** start of Input **

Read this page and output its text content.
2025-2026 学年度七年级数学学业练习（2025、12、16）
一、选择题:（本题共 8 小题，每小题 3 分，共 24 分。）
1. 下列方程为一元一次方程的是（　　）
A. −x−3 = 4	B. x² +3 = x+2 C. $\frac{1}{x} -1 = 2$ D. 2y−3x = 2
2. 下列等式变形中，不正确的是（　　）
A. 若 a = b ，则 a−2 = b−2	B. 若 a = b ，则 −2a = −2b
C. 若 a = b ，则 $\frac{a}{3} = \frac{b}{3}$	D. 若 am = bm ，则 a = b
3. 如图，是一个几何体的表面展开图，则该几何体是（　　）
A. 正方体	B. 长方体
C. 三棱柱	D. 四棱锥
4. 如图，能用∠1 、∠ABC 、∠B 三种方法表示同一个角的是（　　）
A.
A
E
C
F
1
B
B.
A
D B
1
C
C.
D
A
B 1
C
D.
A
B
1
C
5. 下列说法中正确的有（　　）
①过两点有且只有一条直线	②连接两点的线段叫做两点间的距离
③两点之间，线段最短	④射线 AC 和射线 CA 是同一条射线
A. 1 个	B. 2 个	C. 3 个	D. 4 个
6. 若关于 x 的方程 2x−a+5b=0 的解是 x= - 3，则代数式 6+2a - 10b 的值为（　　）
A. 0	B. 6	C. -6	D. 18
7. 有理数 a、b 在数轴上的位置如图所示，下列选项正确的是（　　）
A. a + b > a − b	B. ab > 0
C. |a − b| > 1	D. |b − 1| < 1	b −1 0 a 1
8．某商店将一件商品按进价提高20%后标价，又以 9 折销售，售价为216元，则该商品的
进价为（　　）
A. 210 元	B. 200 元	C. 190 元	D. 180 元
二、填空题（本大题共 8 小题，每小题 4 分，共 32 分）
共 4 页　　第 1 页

** end of Input **

**Your instructions:**
Find every line of the data that holds the string "frac", then say how many there are and nothing else.

**Solution to this problem:**
2